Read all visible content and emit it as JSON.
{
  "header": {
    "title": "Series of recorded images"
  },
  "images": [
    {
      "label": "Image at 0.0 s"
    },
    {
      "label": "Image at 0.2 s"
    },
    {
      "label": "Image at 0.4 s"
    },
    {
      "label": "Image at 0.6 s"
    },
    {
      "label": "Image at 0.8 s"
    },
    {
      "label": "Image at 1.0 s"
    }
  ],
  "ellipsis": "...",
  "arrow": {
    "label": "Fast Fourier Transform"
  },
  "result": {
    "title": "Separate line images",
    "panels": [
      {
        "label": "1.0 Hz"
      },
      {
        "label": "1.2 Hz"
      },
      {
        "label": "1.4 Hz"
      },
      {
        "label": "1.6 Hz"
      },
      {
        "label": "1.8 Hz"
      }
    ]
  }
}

_ _ _ _ _ _ _

» Directions
From the entries above, return each line with the word "label" in it.

» Expected answer
      "label": "Image at 0.0 s"
      "label": "Image at 0.2 s"
      "label": "Image at 0.4 s"
      "label": "Image at 0.6 s"
      "label": "Image at 0.8 s"
      "label": "Image at 1.0 s"
    "label": "Fast Fourier Transform"
        "label": "1.0 Hz"
        "label": "1.2 Hz"
        "label": "1.4 Hz"
        "label": "1.6 Hz"
        "label": "1.8 Hz"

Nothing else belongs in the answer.